(Dataset excerpts)
»»

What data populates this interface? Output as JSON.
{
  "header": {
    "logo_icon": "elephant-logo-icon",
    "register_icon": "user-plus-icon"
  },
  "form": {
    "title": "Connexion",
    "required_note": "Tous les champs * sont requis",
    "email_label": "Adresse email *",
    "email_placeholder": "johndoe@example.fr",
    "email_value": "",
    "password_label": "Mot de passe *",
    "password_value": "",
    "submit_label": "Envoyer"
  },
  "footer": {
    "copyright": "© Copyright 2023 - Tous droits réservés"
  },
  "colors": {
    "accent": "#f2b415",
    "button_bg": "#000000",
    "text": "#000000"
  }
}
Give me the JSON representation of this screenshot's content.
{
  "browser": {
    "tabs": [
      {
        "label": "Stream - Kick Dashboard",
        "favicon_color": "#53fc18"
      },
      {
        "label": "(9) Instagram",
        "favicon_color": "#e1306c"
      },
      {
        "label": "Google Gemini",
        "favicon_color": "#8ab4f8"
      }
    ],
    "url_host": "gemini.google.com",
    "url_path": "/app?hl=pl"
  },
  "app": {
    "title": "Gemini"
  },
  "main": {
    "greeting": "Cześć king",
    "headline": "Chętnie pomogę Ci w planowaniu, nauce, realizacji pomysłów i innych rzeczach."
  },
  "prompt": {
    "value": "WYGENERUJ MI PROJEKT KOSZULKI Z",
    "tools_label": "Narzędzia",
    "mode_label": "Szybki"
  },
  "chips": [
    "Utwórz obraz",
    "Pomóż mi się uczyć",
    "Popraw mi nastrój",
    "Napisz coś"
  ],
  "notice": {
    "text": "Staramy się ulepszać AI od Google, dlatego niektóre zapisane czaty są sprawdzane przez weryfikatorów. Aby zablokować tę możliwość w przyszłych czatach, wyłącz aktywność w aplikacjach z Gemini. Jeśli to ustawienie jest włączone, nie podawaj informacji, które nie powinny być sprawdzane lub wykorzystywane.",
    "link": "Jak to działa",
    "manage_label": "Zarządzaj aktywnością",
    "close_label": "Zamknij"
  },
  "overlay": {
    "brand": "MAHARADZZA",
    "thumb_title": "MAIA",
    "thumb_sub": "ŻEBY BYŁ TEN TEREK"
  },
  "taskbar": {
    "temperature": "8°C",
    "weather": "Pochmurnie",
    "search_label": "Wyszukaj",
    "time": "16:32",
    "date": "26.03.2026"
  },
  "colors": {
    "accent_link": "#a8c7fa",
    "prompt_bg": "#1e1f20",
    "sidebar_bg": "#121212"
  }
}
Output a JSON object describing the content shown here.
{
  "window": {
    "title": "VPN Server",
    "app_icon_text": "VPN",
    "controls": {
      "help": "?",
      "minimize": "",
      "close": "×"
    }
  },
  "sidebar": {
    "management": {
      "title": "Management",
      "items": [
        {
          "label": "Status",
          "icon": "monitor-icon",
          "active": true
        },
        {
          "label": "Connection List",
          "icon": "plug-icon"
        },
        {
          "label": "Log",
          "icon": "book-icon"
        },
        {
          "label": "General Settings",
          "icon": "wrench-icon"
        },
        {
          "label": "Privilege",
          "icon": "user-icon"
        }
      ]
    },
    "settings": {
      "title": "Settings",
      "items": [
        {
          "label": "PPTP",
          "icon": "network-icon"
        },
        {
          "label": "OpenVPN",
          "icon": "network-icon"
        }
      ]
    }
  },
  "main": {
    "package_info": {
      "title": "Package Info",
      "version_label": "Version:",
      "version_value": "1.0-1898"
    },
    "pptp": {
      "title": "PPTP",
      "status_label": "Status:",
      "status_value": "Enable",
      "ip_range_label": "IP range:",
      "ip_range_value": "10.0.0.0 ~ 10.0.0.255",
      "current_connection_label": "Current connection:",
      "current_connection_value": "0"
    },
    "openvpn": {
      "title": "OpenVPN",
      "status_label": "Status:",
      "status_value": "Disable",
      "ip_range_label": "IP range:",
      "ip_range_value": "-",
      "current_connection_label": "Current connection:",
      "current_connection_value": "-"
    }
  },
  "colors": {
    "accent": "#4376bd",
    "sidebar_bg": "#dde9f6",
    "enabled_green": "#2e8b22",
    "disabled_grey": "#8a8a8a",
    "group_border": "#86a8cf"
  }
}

««

Return the lines above, from the one containing "Output a JSON" to the end, exactly as they stand.

Output a JSON object describing the content shown here.
{
  "window": {
    "title": "VPN Server",
    "app_icon_text": "VPN",
    "controls": {
      "help": "?",
      "minimize": "",
      "close": "×"
    }
  },
  "sidebar": {
    "management": {
      "title": "Management",
      "items": [
        {
          "label": "Status",
          "icon": "monitor-icon",
          "active": true
        },
        {
          "label": "Connection List",
          "icon": "plug-icon"
        },
        {
          "label": "Log",
          "icon": "book-icon"
        },
        {
          "label": "General Settings",
          "icon": "wrench-icon"
        },
        {
          "label": "Privilege",
          "icon": "user-icon"
        }
      ]
    },
    "settings": {
      "title": "Settings",
      "items": [
        {
          "label": "PPTP",
          "icon": "network-icon"
        },
        {
          "label": "OpenVPN",
          "icon": "network-icon"
        }
      ]
    }
  },
  "main": {
    "package_info": {
      "title": "Package Info",
      "version_label": "Version:",
      "version_value": "1.0-1898"
    },
    "pptp": {
      "title": "PPTP",
      "status_label": "Status:",
      "status_value": "Enable",
      "ip_range_label": "IP range:",
      "ip_range_value": "10.0.0.0 ~ 10.0.0.255",
      "current_connection_label": "Current connection:",
      "current_connection_value": "0"
    },
    "openvpn": {
      "title": "OpenVPN",
      "status_label": "Status:",
      "status_value": "Disable",
      "ip_range_label": "IP range:",
      "ip_range_value": "-",
      "current_connection_label": "Current connection:",
      "current_connection_value": "-"
    }
  },
  "colors": {
    "accent": "#4376bd",
    "sidebar_bg": "#dde9f6",
    "enabled_green": "#2e8b22",
    "disabled_grey": "#8a8a8a",
    "group_border": "#86a8cf"
  }
}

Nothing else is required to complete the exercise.